==== Teks Sumber

MAKALAH PROBLEM POSSING


A.    Pendahuluan
Menurut Hiebert dan Carpenter (dalam Sri Surtini, dkk, 2003: 9), memahami matematika adalah membuat hubungan antara ide-ide, fakta, atau prosedur yang semuanya merupakan bagian dari jaringan. Dengan kata lain masalah yang diberikan dapat diselesaikan dengan cara memahami hubungan antara ide-ide, fakta atau prosedur yang terdapat dalam jaringan. Hiebert dan Carpenter (dalam Sri Surtini, dkk, 2003: 10) juga menyatakan bahwa pemahaman matematika memerlukan suatu proses untuk menempatkan secara tepat informasi atau pengetahuan yang sedang dipelajari ke dalam jaringan internal dari representasi pengetahuan yang sudah dimiliki sebelumnya di dalam struktur kognitif siswa. Dalam proses ini siswa diharapkan mampu memahami masalah matematika yang sedang dipelajari.
Menurut Sutawidjaja (dalam Abdussakar)  memahami konsep saja tidak cukup karena di dalam praktek kehidupan siswa memerlukan keterampilan matematika, sedangkan hanya dengan menguasai keterampilannya, siswa tidak mungkin memahami konsepnya. Selain itu siswa diharapkan mampu mengetahui manfaat dari matematika dalam kehidupan sehingga siswa merasa butuh matematika karena suatu ilmu yang sangat penting. Oleh karena itu, guru harus menyampaikan konsep dengan benar dan kemudian melatih keterampilan siswa. Hiebert dan Carpenter (dalam Sri Surtini, dkk, 2003: 9)  menyatakan bahwa pada dasarnya terbentuknya pemahaman ketika belajar berlangsung dalam proses yang digambarkan sebagai berikut.

========
==== Data Mentah

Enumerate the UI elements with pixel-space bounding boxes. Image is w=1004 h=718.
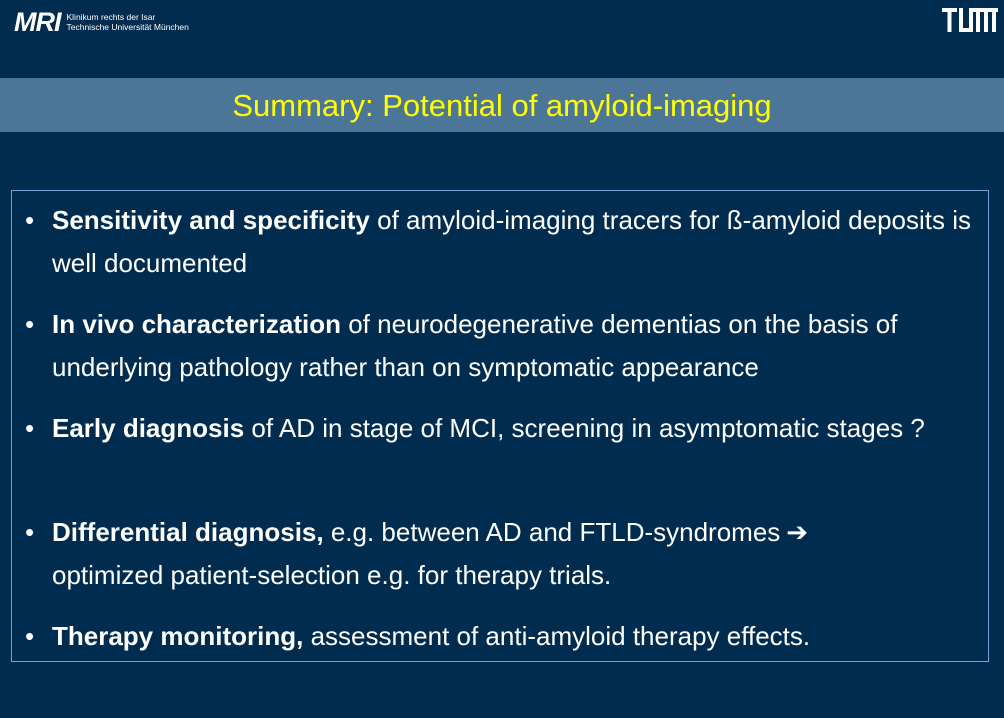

========
==== Data Mentah

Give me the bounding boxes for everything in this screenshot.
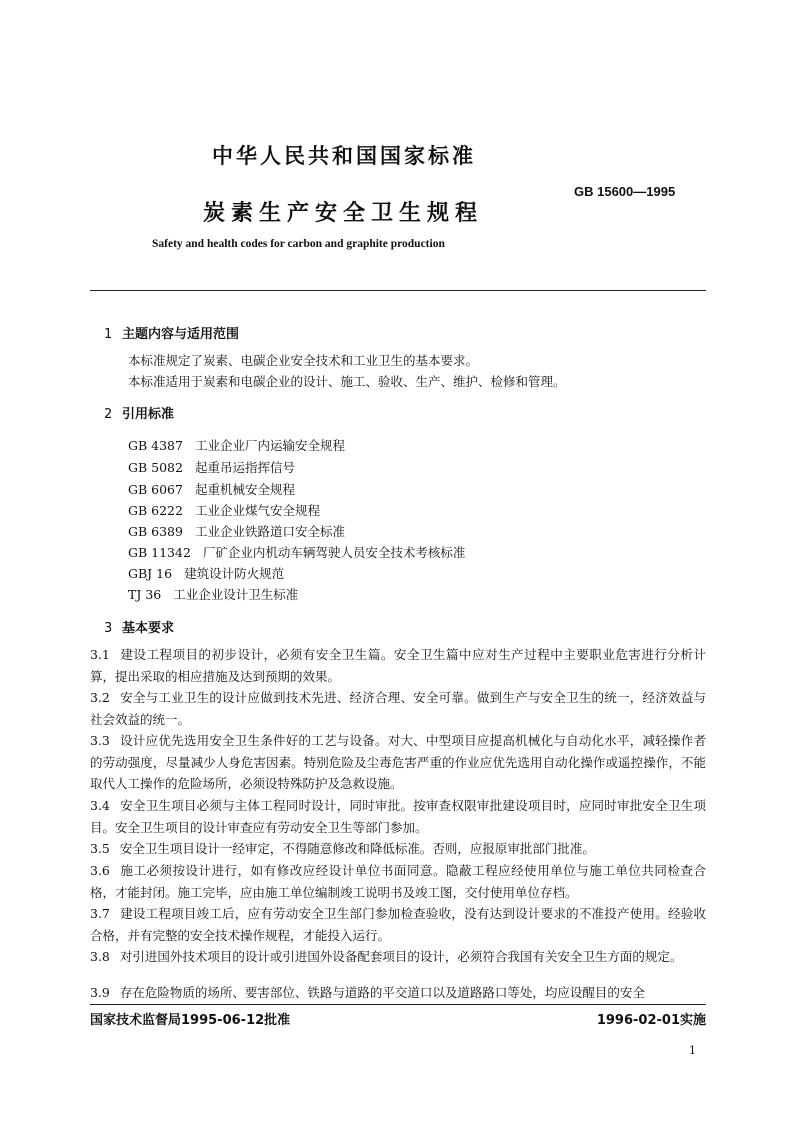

========

Tugas A. Salin ulang teks sumber tentang pemahaman matematika, seluruhnya dari "Menurut Sutawidjaja (dalam" terus ke bawah sampai "digambarkan sebagai berikut.".
Tugas B. Menurut Hiebert dan Carpenter dalam teks sumber, apa yang dimaksud dengan memahami matematika?

Hasil A.
Menurut Sutawidjaja (dalam Abdussakar)  memahami konsep saja tidak cukup karena di dalam praktek kehidupan siswa memerlukan keterampilan matematika, sedangkan hanya dengan menguasai keterampilannya, siswa tidak mungkin memahami konsepnya. Selain itu siswa diharapkan mampu mengetahui manfaat dari matematika dalam kehidupan sehingga siswa merasa butuh matematika karena suatu ilmu yang sangat penting. Oleh karena itu, guru harus menyampaikan konsep dengan benar dan kemudian melatih keterampilan siswa. Hiebert dan Carpenter (dalam Sri Surtini, dkk, 2003: 9)  menyatakan bahwa pada dasarnya terbentuknya pemahaman ketika belajar berlangsung dalam proses yang digambarkan sebagai berikut.

Hasil B. Memahami matematika adalah membuat hubungan antara ide-ide, fakta, atau prosedur yang semuanya merupakan bagian dari jaringan.